=== 文書の抜粋 ===

小さき森を愛する花  瑠璃唐草物語

瑠璃唐草の別名はネモフィラ。ギリシャ語のNemophila は、ギリシャ語の 「nemos(小さな森) + phileo(愛する)」が 語源とされています。そんな愛らしくも健気な花のように生きていきたいと思います。

そろそろ書くべき時なのでしょうかね・・・。 ツインソウル その㊸

事務の求人を打っても、人が集まらない。

せっかく求人に応募してくれた、貴重な人材にも

Sが、自分の好みを反映させるから、決められない。

そんな膠着状態が、続いていた。

 

2班分の事務処理を、一人で行うため、必然的に私の

残業時間だけが増えていく。

仕事だけなら、別に嫌いではないから、何とか

ガンバれるのだが・・・。

 

私の帰りが、遅い事で、好ましくない状況が

家庭の中に、生まれつつあった。

息子の同級生の男の子数人が、私の留守中に、家に入り込み

勝手し放題になっていたのだ。

もちろん、少々、部屋の中が汚れる程度なら、私も

目を瞑るのだが・・・。

 

家に、遊びに来る子たちは、いわゆる「家に自分の居場所」

が無い子が多く、正直、素行が、あまり良くなかったのだ。

=== 表示情報 ===

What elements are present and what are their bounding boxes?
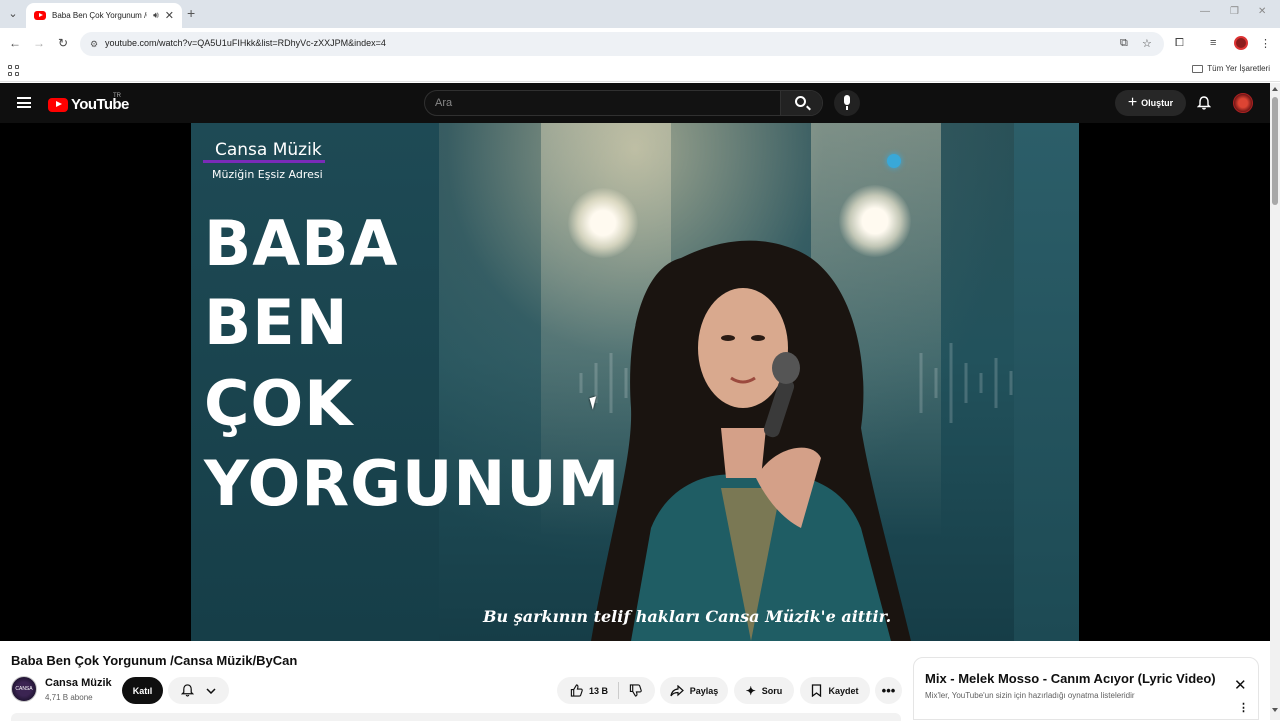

===

» 練習問題
[A] 残業と家庭についての文章のうち、「瑠璃唐草の別名はネモフィラ。ギリシャ語のNemophila は、ギリシャ語の 「nemos(小さな森)」を含む語句から始め、「事務の求人を打っても、人が集まらない。」の後で終わる部分を、一字も変えずに繰り返して書きなさい。
[B] 残業と家庭についての文章を、最後に示された文の次から引き継いで書き進めなさい。
上に並ぶ行は、残業と家庭についての文章とは関係がありません。

» 最終解答
[A]
瑠璃唐草の別名はネモフィラ。ギリシャ語のNemophila は、ギリシャ語の 「nemos(小さな森) + phileo(愛する)」が 語源とされています。そんな愛らしくも健気な花のように生きていきたいと思います。

そろそろ書くべき時なのでしょうかね・・・。 ツインソウル その㊸

事務の求人を打っても、人が集まらない。

[B]
部屋を飛び出し、マンションの廊下や、エントランスで、

走り回り、住人に迷惑をかけることもあり、

私が、家に帰るなり、近隣の方から、クレームを

入れられることも、珍しくなくなっていた。

 

会社でも、ストレス多いのに、帰ってからも、また

近隣住民に気を遣う日々。

 

夫は、単身赴任なので、夫にも頼れない・・・。

 

それでも、息子も、やんちゃで、遊びに来る子達と、

同じように暴れているのなら、致し方ない部分はある。

しかし、息子は、大人しく、その大人しさを利用

されている事に、私は、とても危機感を抱いていた。

 

当時流行っていたゲーム機を、遊びに来た子たちに

隠され、その子たちの間で、ボロボロになるまで

使いまわされていたのに、息子は、彼らの事を

疑ったり、責めたりできなかったのだ。

 

(実際、学校でも、問題児だった、その子たちは、

のちに、学級崩壊を起こさせる「とんでもない

事件」を引き起こすことになるのだが・・・。)

 

仕事は、大変だったものの、新人さんたちに囲まれて

やっと、自分を必要としてくれる人と、仕事が

出来るようになっていた私は、正直、仕事を

辞めることを、真剣に悩んだ。

 

しかし、私が、あの会社にいる限り、早く帰ってくる

ことは出来ないのだ。

それは、問題児たちを、そのまま受け入れた状態で

放置することを意味する。

 

私は、決断した。

 

「会社を辞めよう・・・」と。

 

まずは、Y所長に、相談した。

 

子どもの一件を話し、辞めたくはないけれど、

事情が事情だけに、辞めさせて下さいとお願い

したのだった。

 

「いや、確かにお子さんの事、心配だけど・・・、

もう一人事務の人が入ったら、定時で帰れるように

なると思うし、もう少し、様子を見てくれないかな。」

 

「でも、求人打っても、なかなか人が集まりませんし

来てくれた人も、S所長が、OKを出さないので、全く

決まる気配がありません。」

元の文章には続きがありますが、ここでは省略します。